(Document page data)

= = = = =

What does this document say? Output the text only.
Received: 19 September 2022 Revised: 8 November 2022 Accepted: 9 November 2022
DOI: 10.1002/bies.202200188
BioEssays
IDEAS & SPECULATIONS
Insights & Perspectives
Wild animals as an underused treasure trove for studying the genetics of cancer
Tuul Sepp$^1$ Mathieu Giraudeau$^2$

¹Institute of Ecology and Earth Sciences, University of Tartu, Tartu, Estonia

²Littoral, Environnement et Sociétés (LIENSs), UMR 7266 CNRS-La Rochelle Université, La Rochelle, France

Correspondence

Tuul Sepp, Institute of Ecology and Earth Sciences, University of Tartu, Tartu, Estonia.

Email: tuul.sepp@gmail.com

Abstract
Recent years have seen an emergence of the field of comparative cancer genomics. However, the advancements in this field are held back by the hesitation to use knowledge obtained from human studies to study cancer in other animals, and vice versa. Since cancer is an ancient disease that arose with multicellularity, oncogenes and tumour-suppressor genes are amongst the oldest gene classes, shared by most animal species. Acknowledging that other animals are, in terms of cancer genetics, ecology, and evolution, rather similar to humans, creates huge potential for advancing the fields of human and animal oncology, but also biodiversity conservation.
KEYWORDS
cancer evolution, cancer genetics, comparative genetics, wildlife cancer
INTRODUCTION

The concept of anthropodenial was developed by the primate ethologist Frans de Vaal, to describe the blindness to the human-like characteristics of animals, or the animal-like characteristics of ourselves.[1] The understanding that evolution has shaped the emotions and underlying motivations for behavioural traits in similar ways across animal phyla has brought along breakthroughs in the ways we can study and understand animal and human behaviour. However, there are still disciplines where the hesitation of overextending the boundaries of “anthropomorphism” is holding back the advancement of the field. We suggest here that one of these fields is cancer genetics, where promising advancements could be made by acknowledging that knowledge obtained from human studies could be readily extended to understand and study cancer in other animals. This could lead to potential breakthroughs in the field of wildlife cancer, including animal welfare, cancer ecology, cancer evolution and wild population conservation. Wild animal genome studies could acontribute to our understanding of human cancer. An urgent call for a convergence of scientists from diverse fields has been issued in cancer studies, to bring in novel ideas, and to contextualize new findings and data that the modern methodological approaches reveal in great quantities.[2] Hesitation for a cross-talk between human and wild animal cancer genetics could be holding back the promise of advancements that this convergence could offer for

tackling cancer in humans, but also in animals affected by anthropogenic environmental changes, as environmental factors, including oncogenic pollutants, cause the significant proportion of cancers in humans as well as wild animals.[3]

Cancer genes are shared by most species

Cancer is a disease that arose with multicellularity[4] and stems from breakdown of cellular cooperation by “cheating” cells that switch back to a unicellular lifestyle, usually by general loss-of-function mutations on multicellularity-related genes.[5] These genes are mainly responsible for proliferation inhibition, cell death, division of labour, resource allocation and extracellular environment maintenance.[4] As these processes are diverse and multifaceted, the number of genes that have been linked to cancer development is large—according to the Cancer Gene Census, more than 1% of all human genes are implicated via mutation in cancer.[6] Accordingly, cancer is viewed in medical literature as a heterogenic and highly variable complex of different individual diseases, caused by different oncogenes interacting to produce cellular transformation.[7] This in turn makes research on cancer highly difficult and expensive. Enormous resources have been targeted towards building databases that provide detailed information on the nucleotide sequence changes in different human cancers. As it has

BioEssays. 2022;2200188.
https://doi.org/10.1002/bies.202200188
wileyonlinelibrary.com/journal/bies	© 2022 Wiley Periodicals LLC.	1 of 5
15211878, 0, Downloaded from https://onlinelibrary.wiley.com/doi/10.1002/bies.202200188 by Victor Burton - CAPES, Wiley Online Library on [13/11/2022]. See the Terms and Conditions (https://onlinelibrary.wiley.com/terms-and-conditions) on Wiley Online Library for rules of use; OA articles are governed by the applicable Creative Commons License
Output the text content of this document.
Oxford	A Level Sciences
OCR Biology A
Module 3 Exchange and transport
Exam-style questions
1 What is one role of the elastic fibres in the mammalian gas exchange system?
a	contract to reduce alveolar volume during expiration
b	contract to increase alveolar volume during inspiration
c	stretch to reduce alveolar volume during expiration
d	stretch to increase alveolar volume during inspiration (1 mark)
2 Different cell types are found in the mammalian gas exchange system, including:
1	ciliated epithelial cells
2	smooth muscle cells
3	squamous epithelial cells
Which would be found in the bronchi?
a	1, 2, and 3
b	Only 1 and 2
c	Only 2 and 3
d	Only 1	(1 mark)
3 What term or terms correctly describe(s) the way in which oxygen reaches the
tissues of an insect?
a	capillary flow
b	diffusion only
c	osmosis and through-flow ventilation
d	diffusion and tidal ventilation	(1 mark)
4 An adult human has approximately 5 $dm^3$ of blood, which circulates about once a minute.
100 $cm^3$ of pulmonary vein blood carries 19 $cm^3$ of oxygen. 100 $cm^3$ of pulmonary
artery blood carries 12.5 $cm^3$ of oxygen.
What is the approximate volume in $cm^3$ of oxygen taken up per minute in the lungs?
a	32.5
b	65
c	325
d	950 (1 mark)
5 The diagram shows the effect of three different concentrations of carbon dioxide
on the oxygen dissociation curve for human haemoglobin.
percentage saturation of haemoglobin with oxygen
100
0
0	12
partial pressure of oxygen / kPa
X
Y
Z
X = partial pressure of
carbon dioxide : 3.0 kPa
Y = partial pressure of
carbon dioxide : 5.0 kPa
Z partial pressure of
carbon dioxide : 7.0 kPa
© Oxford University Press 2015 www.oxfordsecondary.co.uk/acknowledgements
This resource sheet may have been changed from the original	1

= = = = =

## What this task involves:
Set down the data above once more so that nothing differs from the original.

## Task output:
What does this document say? Output the text only.
Received: 19 September 2022 Revised: 8 November 2022 Accepted: 9 November 2022
DOI: 10.1002/bies.202200188
BioEssays
IDEAS & SPECULATIONS
Insights & Perspectives
Wild animals as an underused treasure trove for studying the genetics of cancer
Tuul Sepp$^1$ Mathieu Giraudeau$^2$

¹Institute of Ecology and Earth Sciences, University of Tartu, Tartu, Estonia

²Littoral, Environnement et Sociétés (LIENSs), UMR 7266 CNRS-La Rochelle Université, La Rochelle, France

Correspondence

Tuul Sepp, Institute of Ecology and Earth Sciences, University of Tartu, Tartu, Estonia.

Email: tuul.sepp@gmail.com

Abstract
Recent years have seen an emergence of the field of comparative cancer genomics. However, the advancements in this field are held back by the hesitation to use knowledge obtained from human studies to study cancer in other animals, and vice versa. Since cancer is an ancient disease that arose with multicellularity, oncogenes and tumour-suppressor genes are amongst the oldest gene classes, shared by most animal species. Acknowledging that other animals are, in terms of cancer genetics, ecology, and evolution, rather similar to humans, creates huge potential for advancing the fields of human and animal oncology, but also biodiversity conservation.
KEYWORDS
cancer evolution, cancer genetics, comparative genetics, wildlife cancer
INTRODUCTION

The concept of anthropodenial was developed by the primate ethologist Frans de Vaal, to describe the blindness to the human-like characteristics of animals, or the animal-like characteristics of ourselves.[1] The understanding that evolution has shaped the emotions and underlying motivations for behavioural traits in similar ways across animal phyla has brought along breakthroughs in the ways we can study and understand animal and human behaviour. However, there are still disciplines where the hesitation of overextending the boundaries of “anthropomorphism” is holding back the advancement of the field. We suggest here that one of these fields is cancer genetics, where promising advancements could be made by acknowledging that knowledge obtained from human studies could be readily extended to understand and study cancer in other animals. This could lead to potential breakthroughs in the field of wildlife cancer, including animal welfare, cancer ecology, cancer evolution and wild population conservation. Wild animal genome studies could acontribute to our understanding of human cancer. An urgent call for a convergence of scientists from diverse fields has been issued in cancer studies, to bring in novel ideas, and to contextualize new findings and data that the modern methodological approaches reveal in great quantities.[2] Hesitation for a cross-talk between human and wild animal cancer genetics could be holding back the promise of advancements that this convergence could offer for

tackling cancer in humans, but also in animals affected by anthropogenic environmental changes, as environmental factors, including oncogenic pollutants, cause the significant proportion of cancers in humans as well as wild animals.[3]

Cancer genes are shared by most species

Cancer is a disease that arose with multicellularity[4] and stems from breakdown of cellular cooperation by “cheating” cells that switch back to a unicellular lifestyle, usually by general loss-of-function mutations on multicellularity-related genes.[5] These genes are mainly responsible for proliferation inhibition, cell death, division of labour, resource allocation and extracellular environment maintenance.[4] As these processes are diverse and multifaceted, the number of genes that have been linked to cancer development is large—according to the Cancer Gene Census, more than 1% of all human genes are implicated via mutation in cancer.[6] Accordingly, cancer is viewed in medical literature as a heterogenic and highly variable complex of different individual diseases, caused by different oncogenes interacting to produce cellular transformation.[7] This in turn makes research on cancer highly difficult and expensive. Enormous resources have been targeted towards building databases that provide detailed information on the nucleotide sequence changes in different human cancers. As it has

BioEssays. 2022;2200188.
https://doi.org/10.1002/bies.202200188
wileyonlinelibrary.com/journal/bies	© 2022 Wiley Periodicals LLC.	1 of 5
15211878, 0, Downloaded from https://onlinelibrary.wiley.com/doi/10.1002/bies.202200188 by Victor Burton - CAPES, Wiley Online Library on [13/11/2022]. See the Terms and Conditions (https://onlinelibrary.wiley.com/terms-and-conditions) on Wiley Online Library for rules of use; OA articles are governed by the applicable Creative Commons License
Output the text content of this document.
Oxford	A Level Sciences
OCR Biology A
Module 3 Exchange and transport
Exam-style questions
1 What is one role of the elastic fibres in the mammalian gas exchange system?
a	contract to reduce alveolar volume during expiration
b	contract to increase alveolar volume during inspiration
c	stretch to reduce alveolar volume during expiration
d	stretch to increase alveolar volume during inspiration (1 mark)
2 Different cell types are found in the mammalian gas exchange system, including:
1	ciliated epithelial cells
2	smooth muscle cells
3	squamous epithelial cells
Which would be found in the bronchi?
a	1, 2, and 3
b	Only 1 and 2
c	Only 2 and 3
d	Only 1	(1 mark)
3 What term or terms correctly describe(s) the way in which oxygen reaches the
tissues of an insect?
a	capillary flow
b	diffusion only
c	osmosis and through-flow ventilation
d	diffusion and tidal ventilation	(1 mark)
4 An adult human has approximately 5 $dm^3$ of blood, which circulates about once a minute.
100 $cm^3$ of pulmonary vein blood carries 19 $cm^3$ of oxygen. 100 $cm^3$ of pulmonary
artery blood carries 12.5 $cm^3$ of oxygen.
What is the approximate volume in $cm^3$ of oxygen taken up per minute in the lungs?
a	32.5
b	65
c	325
d	950 (1 mark)
5 The diagram shows the effect of three different concentrations of carbon dioxide
on the oxygen dissociation curve for human haemoglobin.
percentage saturation of haemoglobin with oxygen
100
0
0	12
partial pressure of oxygen / kPa
X
Y
Z
X = partial pressure of
carbon dioxide : 3.0 kPa
Y = partial pressure of
carbon dioxide : 5.0 kPa
Z partial pressure of
carbon dioxide : 7.0 kPa
© Oxford University Press 2015 www.oxfordsecondary.co.uk/acknowledgements
This resource sheet may have been changed from the original	1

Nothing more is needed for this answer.